> **EXTRACTED ENTRIES**:
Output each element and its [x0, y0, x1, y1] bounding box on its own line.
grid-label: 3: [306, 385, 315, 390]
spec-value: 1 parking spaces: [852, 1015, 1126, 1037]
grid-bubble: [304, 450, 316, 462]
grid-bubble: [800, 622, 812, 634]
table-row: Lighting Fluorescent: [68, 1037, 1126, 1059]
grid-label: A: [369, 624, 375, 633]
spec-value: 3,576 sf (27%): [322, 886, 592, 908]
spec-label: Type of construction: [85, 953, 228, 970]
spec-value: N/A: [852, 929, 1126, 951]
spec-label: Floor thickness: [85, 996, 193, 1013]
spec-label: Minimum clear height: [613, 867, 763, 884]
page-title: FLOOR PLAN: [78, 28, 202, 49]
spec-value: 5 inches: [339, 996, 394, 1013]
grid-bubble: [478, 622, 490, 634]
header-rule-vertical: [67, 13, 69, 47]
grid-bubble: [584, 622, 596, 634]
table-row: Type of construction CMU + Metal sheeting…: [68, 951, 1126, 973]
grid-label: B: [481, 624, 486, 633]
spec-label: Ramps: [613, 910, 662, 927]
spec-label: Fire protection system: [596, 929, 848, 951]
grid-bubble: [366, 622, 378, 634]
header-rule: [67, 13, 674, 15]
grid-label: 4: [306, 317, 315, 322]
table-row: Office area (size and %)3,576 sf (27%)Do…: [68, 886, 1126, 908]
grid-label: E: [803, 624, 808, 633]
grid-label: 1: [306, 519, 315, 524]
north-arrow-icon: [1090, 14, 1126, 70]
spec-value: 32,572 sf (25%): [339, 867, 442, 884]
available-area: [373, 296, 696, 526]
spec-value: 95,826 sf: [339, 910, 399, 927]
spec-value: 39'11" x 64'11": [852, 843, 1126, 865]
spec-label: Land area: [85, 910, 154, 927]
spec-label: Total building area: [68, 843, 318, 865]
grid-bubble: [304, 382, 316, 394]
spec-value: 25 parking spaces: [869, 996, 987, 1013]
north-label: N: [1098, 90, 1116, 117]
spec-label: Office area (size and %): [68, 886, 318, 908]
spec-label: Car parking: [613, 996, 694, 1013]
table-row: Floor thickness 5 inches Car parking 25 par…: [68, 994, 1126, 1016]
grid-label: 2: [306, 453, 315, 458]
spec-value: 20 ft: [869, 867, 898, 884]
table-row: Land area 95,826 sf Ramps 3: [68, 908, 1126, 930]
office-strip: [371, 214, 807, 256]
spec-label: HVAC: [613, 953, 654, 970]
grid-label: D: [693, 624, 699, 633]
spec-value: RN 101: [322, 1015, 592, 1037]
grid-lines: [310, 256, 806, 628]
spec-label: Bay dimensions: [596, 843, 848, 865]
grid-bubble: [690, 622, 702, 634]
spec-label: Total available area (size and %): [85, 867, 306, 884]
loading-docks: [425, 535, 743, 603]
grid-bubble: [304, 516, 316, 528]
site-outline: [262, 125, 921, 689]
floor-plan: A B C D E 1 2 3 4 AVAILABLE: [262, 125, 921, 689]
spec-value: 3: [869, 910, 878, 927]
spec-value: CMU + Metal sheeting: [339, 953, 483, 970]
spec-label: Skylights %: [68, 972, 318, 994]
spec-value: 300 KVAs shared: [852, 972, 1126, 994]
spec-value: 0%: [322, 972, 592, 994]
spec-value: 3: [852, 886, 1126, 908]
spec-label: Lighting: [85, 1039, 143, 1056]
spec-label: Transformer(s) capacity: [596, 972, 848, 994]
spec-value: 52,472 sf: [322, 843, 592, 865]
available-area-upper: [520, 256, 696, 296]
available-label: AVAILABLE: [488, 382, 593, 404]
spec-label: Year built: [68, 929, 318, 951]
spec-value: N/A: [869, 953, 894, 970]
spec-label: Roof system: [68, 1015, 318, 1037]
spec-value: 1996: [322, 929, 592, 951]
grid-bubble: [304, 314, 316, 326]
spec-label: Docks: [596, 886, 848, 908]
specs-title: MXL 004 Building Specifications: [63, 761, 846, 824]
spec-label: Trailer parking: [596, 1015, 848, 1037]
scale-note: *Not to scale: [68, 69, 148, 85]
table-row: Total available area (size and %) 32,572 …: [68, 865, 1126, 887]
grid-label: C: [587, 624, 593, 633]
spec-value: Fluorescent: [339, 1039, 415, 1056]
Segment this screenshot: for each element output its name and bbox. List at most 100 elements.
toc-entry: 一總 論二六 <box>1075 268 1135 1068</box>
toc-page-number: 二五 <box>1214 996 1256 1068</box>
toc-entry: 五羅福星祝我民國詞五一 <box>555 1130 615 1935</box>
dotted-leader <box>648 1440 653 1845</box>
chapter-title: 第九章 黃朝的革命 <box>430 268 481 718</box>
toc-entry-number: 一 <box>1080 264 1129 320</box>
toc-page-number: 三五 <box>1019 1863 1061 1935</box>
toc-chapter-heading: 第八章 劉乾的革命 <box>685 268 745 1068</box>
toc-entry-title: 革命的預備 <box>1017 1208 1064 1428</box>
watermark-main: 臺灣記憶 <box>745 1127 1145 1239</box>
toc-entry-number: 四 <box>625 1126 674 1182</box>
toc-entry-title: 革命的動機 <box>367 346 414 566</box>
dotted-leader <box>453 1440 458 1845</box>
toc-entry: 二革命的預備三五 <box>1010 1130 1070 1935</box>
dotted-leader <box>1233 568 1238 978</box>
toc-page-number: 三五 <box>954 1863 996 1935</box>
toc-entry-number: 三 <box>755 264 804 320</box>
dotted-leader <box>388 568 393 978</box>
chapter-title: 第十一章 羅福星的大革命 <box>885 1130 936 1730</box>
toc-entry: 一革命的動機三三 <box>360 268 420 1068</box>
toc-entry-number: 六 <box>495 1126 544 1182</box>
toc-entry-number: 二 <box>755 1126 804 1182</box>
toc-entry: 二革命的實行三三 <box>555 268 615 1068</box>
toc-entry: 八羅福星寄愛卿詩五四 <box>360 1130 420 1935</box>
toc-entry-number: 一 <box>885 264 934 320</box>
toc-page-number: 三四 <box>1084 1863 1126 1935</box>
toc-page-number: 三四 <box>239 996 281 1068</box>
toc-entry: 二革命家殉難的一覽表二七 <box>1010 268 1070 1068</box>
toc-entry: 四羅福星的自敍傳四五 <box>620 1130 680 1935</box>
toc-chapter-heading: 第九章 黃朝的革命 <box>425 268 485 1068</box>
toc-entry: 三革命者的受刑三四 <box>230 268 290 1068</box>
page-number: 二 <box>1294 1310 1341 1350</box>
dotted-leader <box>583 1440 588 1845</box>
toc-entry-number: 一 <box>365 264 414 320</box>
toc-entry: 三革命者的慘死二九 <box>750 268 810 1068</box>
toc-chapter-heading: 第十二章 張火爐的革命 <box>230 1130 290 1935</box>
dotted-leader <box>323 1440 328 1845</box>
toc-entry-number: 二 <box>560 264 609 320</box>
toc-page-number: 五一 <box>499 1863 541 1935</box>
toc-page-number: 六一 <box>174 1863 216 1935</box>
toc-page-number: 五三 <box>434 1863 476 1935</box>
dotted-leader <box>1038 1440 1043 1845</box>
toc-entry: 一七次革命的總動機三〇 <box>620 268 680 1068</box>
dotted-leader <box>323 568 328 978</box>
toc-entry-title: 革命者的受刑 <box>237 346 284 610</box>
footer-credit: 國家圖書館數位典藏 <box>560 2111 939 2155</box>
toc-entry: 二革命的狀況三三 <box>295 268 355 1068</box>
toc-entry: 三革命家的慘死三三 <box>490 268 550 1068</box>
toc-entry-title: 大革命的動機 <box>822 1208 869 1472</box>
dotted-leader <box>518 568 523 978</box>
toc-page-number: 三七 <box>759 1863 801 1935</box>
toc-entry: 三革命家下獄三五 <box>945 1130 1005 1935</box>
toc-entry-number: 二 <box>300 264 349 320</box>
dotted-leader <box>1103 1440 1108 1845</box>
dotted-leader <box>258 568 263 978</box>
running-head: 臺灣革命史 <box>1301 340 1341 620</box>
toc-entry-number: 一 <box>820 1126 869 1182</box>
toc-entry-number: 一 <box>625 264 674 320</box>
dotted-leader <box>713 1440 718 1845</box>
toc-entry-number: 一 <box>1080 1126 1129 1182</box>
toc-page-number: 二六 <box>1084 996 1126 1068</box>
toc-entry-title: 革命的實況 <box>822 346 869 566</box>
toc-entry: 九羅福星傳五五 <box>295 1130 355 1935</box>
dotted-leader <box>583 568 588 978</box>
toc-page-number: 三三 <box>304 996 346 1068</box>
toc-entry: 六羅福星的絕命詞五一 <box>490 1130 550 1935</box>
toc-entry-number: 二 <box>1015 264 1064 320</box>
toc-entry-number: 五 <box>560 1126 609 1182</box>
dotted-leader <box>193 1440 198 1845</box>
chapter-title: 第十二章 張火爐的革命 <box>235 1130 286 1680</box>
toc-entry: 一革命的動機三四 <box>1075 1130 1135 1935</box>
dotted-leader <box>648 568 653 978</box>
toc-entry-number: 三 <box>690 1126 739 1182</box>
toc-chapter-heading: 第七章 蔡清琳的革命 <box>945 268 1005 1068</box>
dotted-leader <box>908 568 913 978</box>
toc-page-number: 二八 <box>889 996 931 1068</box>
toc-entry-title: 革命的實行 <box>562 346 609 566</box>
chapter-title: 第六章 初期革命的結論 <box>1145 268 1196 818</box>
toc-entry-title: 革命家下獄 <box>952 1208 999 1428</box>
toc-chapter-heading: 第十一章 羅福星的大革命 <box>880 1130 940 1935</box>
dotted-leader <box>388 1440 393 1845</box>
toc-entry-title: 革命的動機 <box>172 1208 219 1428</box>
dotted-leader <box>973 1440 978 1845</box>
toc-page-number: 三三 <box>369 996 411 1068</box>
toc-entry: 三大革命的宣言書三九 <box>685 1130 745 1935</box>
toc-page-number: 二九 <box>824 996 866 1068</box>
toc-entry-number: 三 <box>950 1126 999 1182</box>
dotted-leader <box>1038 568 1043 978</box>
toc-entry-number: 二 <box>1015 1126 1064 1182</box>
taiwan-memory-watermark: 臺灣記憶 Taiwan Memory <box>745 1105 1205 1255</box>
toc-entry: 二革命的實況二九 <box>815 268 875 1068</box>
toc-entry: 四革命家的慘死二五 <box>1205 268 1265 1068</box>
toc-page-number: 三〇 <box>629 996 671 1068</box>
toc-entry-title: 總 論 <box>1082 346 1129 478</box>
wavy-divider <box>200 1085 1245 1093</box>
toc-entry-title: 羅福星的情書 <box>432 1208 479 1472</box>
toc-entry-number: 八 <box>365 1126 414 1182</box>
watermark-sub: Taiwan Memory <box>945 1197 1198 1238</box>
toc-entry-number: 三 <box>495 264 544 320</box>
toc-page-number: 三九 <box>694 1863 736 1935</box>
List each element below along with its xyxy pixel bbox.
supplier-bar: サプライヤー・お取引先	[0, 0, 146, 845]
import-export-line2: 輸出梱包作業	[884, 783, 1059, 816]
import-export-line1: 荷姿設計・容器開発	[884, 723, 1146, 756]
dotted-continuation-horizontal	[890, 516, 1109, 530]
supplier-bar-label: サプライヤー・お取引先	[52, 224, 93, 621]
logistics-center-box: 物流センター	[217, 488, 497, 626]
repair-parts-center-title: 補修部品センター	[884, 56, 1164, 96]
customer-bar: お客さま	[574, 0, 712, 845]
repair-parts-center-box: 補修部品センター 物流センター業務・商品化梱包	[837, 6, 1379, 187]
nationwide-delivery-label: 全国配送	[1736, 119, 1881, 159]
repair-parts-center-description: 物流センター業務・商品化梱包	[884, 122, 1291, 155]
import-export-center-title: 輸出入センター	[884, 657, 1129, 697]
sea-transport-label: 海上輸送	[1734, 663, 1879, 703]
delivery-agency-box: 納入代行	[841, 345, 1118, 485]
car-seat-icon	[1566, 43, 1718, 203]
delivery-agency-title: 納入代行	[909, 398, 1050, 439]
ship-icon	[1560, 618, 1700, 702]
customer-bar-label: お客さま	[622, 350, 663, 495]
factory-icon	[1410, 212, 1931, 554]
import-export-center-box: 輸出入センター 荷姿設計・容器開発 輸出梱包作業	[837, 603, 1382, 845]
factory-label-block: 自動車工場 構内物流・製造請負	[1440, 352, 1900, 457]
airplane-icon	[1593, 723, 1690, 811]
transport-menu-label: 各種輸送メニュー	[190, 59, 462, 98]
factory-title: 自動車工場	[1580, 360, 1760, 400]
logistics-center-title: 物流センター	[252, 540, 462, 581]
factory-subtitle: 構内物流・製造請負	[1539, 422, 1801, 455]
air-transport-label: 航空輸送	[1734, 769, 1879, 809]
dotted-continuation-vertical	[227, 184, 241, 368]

> **WHAT THE TASK ASKS**: Update the items starting at the first line and ending at the line that contains "grid-label: 4: [306, 317, 315, 322]", so that "grid-bubble" becomes "grid-marker" throughout. Return only those lines, with nothing else changed.

> **RESPONSE TO THIS EXERCISE**:
Output each element and its [x0, y0, x1, y1] bounding box on its own line.
grid-label: 3: [306, 385, 315, 390]
spec-value: 1 parking spaces: [852, 1015, 1126, 1037]
grid-marker: [304, 450, 316, 462]
grid-marker: [800, 622, 812, 634]
table-row: Lighting Fluorescent: [68, 1037, 1126, 1059]
grid-label: A: [369, 624, 375, 633]
spec-value: 3,576 sf (27%): [322, 886, 592, 908]
spec-label: Type of construction: [85, 953, 228, 970]
spec-value: N/A: [852, 929, 1126, 951]
spec-label: Floor thickness: [85, 996, 193, 1013]
spec-label: Minimum clear height: [613, 867, 763, 884]
page-title: FLOOR PLAN: [78, 28, 202, 49]
spec-value: 5 inches: [339, 996, 394, 1013]
grid-marker: [478, 622, 490, 634]
header-rule-vertical: [67, 13, 69, 47]
grid-marker: [584, 622, 596, 634]
table-row: Type of construction CMU + Metal sheeting…: [68, 951, 1126, 973]
grid-label: B: [481, 624, 486, 633]
spec-label: Ramps: [613, 910, 662, 927]
spec-label: Fire protection system: [596, 929, 848, 951]
grid-marker: [366, 622, 378, 634]
header-rule: [67, 13, 674, 15]
grid-label: 4: [306, 317, 315, 322]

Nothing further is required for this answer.